==== Data in this exercise ====

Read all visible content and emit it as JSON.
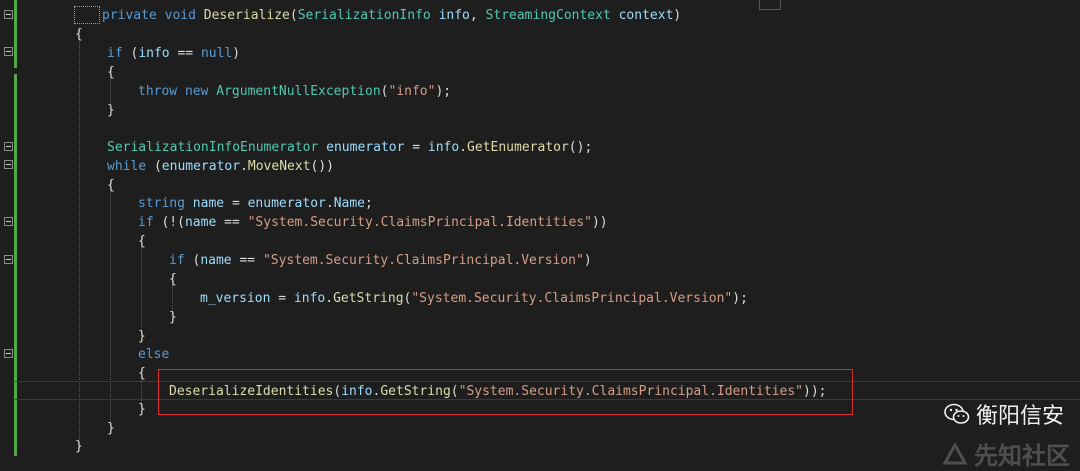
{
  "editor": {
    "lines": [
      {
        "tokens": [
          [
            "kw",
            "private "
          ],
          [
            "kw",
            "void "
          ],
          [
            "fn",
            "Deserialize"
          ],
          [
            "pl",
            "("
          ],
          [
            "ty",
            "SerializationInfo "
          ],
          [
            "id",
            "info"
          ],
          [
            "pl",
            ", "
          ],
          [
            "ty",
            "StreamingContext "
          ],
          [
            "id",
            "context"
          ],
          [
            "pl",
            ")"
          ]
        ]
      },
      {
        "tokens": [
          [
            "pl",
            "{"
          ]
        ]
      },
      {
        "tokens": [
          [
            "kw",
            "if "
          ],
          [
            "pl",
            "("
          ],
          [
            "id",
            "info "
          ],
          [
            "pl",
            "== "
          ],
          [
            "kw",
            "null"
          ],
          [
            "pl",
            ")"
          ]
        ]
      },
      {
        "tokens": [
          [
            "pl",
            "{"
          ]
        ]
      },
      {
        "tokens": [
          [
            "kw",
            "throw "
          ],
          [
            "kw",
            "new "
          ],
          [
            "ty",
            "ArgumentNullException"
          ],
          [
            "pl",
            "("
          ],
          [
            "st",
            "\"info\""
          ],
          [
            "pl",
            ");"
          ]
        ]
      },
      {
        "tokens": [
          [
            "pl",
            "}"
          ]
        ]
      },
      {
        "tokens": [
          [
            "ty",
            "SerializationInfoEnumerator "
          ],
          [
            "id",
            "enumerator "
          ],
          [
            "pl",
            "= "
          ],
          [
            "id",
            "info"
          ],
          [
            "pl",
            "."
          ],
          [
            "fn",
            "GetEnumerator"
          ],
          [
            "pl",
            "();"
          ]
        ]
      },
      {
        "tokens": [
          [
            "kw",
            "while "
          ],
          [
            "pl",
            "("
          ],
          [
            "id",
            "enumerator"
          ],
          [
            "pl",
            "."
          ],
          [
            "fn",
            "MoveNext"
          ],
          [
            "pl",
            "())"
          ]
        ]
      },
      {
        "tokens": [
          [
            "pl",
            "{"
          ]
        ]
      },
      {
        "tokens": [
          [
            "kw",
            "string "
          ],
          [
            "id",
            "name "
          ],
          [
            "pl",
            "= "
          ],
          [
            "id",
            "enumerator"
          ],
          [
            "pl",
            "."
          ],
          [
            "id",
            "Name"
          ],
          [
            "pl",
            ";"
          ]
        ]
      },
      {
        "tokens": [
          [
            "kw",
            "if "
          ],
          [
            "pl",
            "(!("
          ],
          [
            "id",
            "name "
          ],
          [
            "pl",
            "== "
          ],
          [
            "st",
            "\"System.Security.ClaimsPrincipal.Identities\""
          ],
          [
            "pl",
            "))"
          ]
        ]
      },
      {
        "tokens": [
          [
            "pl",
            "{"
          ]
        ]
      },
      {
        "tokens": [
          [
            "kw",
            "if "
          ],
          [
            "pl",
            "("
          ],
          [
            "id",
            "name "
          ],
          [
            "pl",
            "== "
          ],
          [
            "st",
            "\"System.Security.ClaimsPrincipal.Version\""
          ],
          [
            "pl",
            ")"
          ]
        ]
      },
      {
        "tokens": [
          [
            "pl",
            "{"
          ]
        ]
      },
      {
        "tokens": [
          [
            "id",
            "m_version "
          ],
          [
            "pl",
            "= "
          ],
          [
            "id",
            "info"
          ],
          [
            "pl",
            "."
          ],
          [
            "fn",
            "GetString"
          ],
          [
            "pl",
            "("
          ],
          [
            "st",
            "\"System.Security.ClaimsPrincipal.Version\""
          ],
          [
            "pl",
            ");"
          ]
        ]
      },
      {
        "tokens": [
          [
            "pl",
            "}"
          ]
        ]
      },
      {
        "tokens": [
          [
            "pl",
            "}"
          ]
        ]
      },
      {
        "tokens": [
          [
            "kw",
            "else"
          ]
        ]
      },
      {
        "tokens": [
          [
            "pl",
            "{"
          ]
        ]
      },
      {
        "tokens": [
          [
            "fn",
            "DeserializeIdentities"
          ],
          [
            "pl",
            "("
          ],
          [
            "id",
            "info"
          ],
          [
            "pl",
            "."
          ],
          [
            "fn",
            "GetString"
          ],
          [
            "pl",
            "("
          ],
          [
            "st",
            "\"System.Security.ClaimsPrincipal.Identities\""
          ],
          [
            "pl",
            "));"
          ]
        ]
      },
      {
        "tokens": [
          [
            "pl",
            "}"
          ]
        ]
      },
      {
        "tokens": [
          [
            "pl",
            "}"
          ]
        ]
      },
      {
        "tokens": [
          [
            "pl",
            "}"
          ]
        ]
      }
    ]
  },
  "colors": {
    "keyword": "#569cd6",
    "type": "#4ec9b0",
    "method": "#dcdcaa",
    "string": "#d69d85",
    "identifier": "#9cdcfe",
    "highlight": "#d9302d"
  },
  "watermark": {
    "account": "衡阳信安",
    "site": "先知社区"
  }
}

====

— Task to complete —
Copy out the entries verbatim and leave the images out.

— Solved exercise —
Read all visible content and emit it as JSON.
{
  "editor": {
    "lines": [
      {
        "tokens": [
          [
            "kw",
            "private "
          ],
          [
            "kw",
            "void "
          ],
          [
            "fn",
            "Deserialize"
          ],
          [
            "pl",
            "("
          ],
          [
            "ty",
            "SerializationInfo "
          ],
          [
            "id",
            "info"
          ],
          [
            "pl",
            ", "
          ],
          [
            "ty",
            "StreamingContext "
          ],
          [
            "id",
            "context"
          ],
          [
            "pl",
            ")"
          ]
        ]
      },
      {
        "tokens": [
          [
            "pl",
            "{"
          ]
        ]
      },
      {
        "tokens": [
          [
            "kw",
            "if "
          ],
          [
            "pl",
            "("
          ],
          [
            "id",
            "info "
          ],
          [
            "pl",
            "== "
          ],
          [
            "kw",
            "null"
          ],
          [
            "pl",
            ")"
          ]
        ]
      },
      {
        "tokens": [
          [
            "pl",
            "{"
          ]
        ]
      },
      {
        "tokens": [
          [
            "kw",
            "throw "
          ],
          [
            "kw",
            "new "
          ],
          [
            "ty",
            "ArgumentNullException"
          ],
          [
            "pl",
            "("
          ],
          [
            "st",
            "\"info\""
          ],
          [
            "pl",
            ");"
          ]
        ]
      },
      {
        "tokens": [
          [
            "pl",
            "}"
          ]
        ]
      },
      {
        "tokens": [
          [
            "ty",
            "SerializationInfoEnumerator "
          ],
          [
            "id",
            "enumerator "
          ],
          [
            "pl",
            "= "
          ],
          [
            "id",
            "info"
          ],
          [
            "pl",
            "."
          ],
          [
            "fn",
            "GetEnumerator"
          ],
          [
            "pl",
            "();"
          ]
        ]
      },
      {
        "tokens": [
          [
            "kw",
            "while "
          ],
          [
            "pl",
            "("
          ],
          [
            "id",
            "enumerator"
          ],
          [
            "pl",
            "."
          ],
          [
            "fn",
            "MoveNext"
          ],
          [
            "pl",
            "())"
          ]
        ]
      },
      {
        "tokens": [
          [
            "pl",
            "{"
          ]
        ]
      },
      {
        "tokens": [
          [
            "kw",
            "string "
          ],
          [
            "id",
            "name "
          ],
          [
            "pl",
            "= "
          ],
          [
            "id",
            "enumerator"
          ],
          [
            "pl",
            "."
          ],
          [
            "id",
            "Name"
          ],
          [
            "pl",
            ";"
          ]
        ]
      },
      {
        "tokens": [
          [
            "kw",
            "if "
          ],
          [
            "pl",
            "(!("
          ],
          [
            "id",
            "name "
          ],
          [
            "pl",
            "== "
          ],
          [
            "st",
            "\"System.Security.ClaimsPrincipal.Identities\""
          ],
          [
            "pl",
            "))"
          ]
        ]
      },
      {
        "tokens": [
          [
            "pl",
            "{"
          ]
        ]
      },
      {
        "tokens": [
          [
            "kw",
            "if "
          ],
          [
            "pl",
            "("
          ],
          [
            "id",
            "name "
          ],
          [
            "pl",
            "== "
          ],
          [
            "st",
            "\"System.Security.ClaimsPrincipal.Version\""
          ],
          [
            "pl",
            ")"
          ]
        ]
      },
      {
        "tokens": [
          [
            "pl",
            "{"
          ]
        ]
      },
      {
        "tokens": [
          [
            "id",
            "m_version "
          ],
          [
            "pl",
            "= "
          ],
          [
            "id",
            "info"
          ],
          [
            "pl",
            "."
          ],
          [
            "fn",
            "GetString"
          ],
          [
            "pl",
            "("
          ],
          [
            "st",
            "\"System.Security.ClaimsPrincipal.Version\""
          ],
          [
            "pl",
            ");"
          ]
        ]
      },
      {
        "tokens": [
          [
            "pl",
            "}"
          ]
        ]
      },
      {
        "tokens": [
          [
            "pl",
            "}"
          ]
        ]
      },
      {
        "tokens": [
          [
            "kw",
            "else"
          ]
        ]
      },
      {
        "tokens": [
          [
            "pl",
            "{"
          ]
        ]
      },
      {
        "tokens": [
          [
            "fn",
            "DeserializeIdentities"
          ],
          [
            "pl",
            "("
          ],
          [
            "id",
            "info"
          ],
          [
            "pl",
            "."
          ],
          [
            "fn",
            "GetString"
          ],
          [
            "pl",
            "("
          ],
          [
            "st",
            "\"System.Security.ClaimsPrincipal.Identities\""
          ],
          [
            "pl",
            "));"
          ]
        ]
      },
      {
        "tokens": [
          [
            "pl",
            "}"
          ]
        ]
      },
      {
        "tokens": [
          [
            "pl",
            "}"
          ]
        ]
      },
      {
        "tokens": [
          [
            "pl",
            "}"
          ]
        ]
      }
    ]
  },
  "colors": {
    "keyword": "#569cd6",
    "type": "#4ec9b0",
    "method": "#dcdcaa",
    "string": "#d69d85",
    "identifier": "#9cdcfe",
    "highlight": "#d9302d"
  },
  "watermark": {
    "account": "衡阳信安",
    "site": "先知社区"
  }
}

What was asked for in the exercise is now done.